Your objective: Each of the entries should be retyped precisely as it appears.

The data:
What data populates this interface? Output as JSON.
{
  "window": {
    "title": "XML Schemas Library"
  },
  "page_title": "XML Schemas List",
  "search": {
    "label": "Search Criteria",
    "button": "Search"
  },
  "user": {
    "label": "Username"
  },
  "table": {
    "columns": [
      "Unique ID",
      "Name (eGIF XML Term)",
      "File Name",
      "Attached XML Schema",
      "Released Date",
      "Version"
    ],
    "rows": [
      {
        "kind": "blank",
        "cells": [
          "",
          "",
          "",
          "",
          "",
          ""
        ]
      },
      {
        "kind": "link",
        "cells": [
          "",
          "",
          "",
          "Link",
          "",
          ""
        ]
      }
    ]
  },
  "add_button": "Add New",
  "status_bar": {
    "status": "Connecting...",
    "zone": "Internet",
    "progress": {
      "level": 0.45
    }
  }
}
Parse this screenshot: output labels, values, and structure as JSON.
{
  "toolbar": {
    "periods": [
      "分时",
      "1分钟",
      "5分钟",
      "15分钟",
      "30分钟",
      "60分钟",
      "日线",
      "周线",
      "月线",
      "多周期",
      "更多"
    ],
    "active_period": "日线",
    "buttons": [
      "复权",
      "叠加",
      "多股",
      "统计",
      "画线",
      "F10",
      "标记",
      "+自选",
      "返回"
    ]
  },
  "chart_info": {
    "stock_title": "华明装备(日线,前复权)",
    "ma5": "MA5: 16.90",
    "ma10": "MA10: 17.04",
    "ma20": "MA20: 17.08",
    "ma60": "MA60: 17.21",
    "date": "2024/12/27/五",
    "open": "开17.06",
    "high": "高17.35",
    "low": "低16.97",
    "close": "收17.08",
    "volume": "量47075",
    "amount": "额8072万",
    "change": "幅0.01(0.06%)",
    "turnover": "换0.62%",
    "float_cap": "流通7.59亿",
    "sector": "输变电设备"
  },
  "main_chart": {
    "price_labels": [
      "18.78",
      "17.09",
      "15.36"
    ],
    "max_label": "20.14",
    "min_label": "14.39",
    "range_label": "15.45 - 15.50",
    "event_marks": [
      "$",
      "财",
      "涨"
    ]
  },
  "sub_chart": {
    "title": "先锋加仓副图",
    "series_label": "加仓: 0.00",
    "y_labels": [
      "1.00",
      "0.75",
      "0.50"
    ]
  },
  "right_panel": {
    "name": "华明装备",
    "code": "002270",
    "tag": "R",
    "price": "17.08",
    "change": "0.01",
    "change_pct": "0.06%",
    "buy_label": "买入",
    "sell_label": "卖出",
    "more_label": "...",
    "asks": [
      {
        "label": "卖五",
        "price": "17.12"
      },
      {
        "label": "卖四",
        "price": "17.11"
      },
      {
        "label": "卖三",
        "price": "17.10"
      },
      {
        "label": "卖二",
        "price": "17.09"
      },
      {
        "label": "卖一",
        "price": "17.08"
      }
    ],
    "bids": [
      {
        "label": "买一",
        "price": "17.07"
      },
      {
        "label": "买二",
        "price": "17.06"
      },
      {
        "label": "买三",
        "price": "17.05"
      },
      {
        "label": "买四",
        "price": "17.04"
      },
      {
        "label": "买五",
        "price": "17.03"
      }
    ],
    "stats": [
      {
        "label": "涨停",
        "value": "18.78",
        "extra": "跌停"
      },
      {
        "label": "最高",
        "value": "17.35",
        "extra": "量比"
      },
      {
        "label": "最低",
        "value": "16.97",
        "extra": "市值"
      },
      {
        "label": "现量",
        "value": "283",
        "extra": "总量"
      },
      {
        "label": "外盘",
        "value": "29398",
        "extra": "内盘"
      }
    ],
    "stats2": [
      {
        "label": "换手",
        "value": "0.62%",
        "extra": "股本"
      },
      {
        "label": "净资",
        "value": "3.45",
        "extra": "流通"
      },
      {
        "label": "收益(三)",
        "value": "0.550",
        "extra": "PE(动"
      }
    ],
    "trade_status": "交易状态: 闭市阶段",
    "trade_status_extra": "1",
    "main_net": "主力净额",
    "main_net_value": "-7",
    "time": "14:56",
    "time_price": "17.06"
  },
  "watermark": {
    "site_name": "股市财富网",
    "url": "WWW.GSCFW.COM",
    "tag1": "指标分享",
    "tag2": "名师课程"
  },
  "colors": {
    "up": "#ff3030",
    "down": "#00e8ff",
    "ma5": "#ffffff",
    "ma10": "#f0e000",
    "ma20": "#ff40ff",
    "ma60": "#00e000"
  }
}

Result:
What data populates this interface? Output as JSON.
{
  "window": {
    "title": "XML Schemas Library"
  },
  "page_title": "XML Schemas List",
  "search": {
    "label": "Search Criteria",
    "button": "Search"
  },
  "user": {
    "label": "Username"
  },
  "table": {
    "columns": [
      "Unique ID",
      "Name (eGIF XML Term)",
      "File Name",
      "Attached XML Schema",
      "Released Date",
      "Version"
    ],
    "rows": [
      {
        "kind": "blank",
        "cells": [
          "",
          "",
          "",
          "",
          "",
          ""
        ]
      },
      {
        "kind": "link",
        "cells": [
          "",
          "",
          "",
          "Link",
          "",
          ""
        ]
      }
    ]
  },
  "add_button": "Add New",
  "status_bar": {
    "status": "Connecting...",
    "zone": "Internet",
    "progress": {
      "level": 0.45
    }
  }
}
Parse this screenshot: output labels, values, and structure as JSON.
{
  "toolbar": {
    "periods": [
      "分时",
      "1分钟",
      "5分钟",
      "15分钟",
      "30分钟",
      "60分钟",
      "日线",
      "周线",
      "月线",
      "多周期",
      "更多"
    ],
    "active_period": "日线",
    "buttons": [
      "复权",
      "叠加",
      "多股",
      "统计",
      "画线",
      "F10",
      "标记",
      "+自选",
      "返回"
    ]
  },
  "chart_info": {
    "stock_title": "华明装备(日线,前复权)",
    "ma5": "MA5: 16.90",
    "ma10": "MA10: 17.04",
    "ma20": "MA20: 17.08",
    "ma60": "MA60: 17.21",
    "date": "2024/12/27/五",
    "open": "开17.06",
    "high": "高17.35",
    "low": "低16.97",
    "close": "收17.08",
    "volume": "量47075",
    "amount": "额8072万",
    "change": "幅0.01(0.06%)",
    "turnover": "换0.62%",
    "float_cap": "流通7.59亿",
    "sector": "输变电设备"
  },
  "main_chart": {
    "price_labels": [
      "18.78",
      "17.09",
      "15.36"
    ],
    "max_label": "20.14",
    "min_label": "14.39",
    "range_label": "15.45 - 15.50",
    "event_marks": [
      "$",
      "财",
      "涨"
    ]
  },
  "sub_chart": {
    "title": "先锋加仓副图",
    "series_label": "加仓: 0.00",
    "y_labels": [
      "1.00",
      "0.75",
      "0.50"
    ]
  },
  "right_panel": {
    "name": "华明装备",
    "code": "002270",
    "tag": "R",
    "price": "17.08",
    "change": "0.01",
    "change_pct": "0.06%",
    "buy_label": "买入",
    "sell_label": "卖出",
    "more_label": "...",
    "asks": [
      {
        "label": "卖五",
        "price": "17.12"
      },
      {
        "label": "卖四",
        "price": "17.11"
      },
      {
        "label": "卖三",
        "price": "17.10"
      },
      {
        "label": "卖二",
        "price": "17.09"
      },
      {
        "label": "卖一",
        "price": "17.08"
      }
    ],
    "bids": [
      {
        "label": "买一",
        "price": "17.07"
      },
      {
        "label": "买二",
        "price": "17.06"
      },
      {
        "label": "买三",
        "price": "17.05"
      },
      {
        "label": "买四",
        "price": "17.04"
      },
      {
        "label": "买五",
        "price": "17.03"
      }
    ],
    "stats": [
      {
        "label": "涨停",
        "value": "18.78",
        "extra": "跌停"
      },
      {
        "label": "最高",
        "value": "17.35",
        "extra": "量比"
      },
      {
        "label": "最低",
        "value": "16.97",
        "extra": "市值"
      },
      {
        "label": "现量",
        "value": "283",
        "extra": "总量"
      },
      {
        "label": "外盘",
        "value": "29398",
        "extra": "内盘"
      }
    ],
    "stats2": [
      {
        "label": "换手",
        "value": "0.62%",
        "extra": "股本"
      },
      {
        "label": "净资",
        "value": "3.45",
        "extra": "流通"
      },
      {
        "label": "收益(三)",
        "value": "0.550",
        "extra": "PE(动"
      }
    ],
    "trade_status": "交易状态: 闭市阶段",
    "trade_status_extra": "1",
    "main_net": "主力净额",
    "main_net_value": "-7",
    "time": "14:56",
    "time_price": "17.06"
  },
  "watermark": {
    "site_name": "股市财富网",
    "url": "WWW.GSCFW.COM",
    "tag1": "指标分享",
    "tag2": "名师课程"
  },
  "colors": {
    "up": "#ff3030",
    "down": "#00e8ff",
    "ma5": "#ffffff",
    "ma10": "#f0e000",
    "ma20": "#ff40ff",
    "ma60": "#00e000"
  }
}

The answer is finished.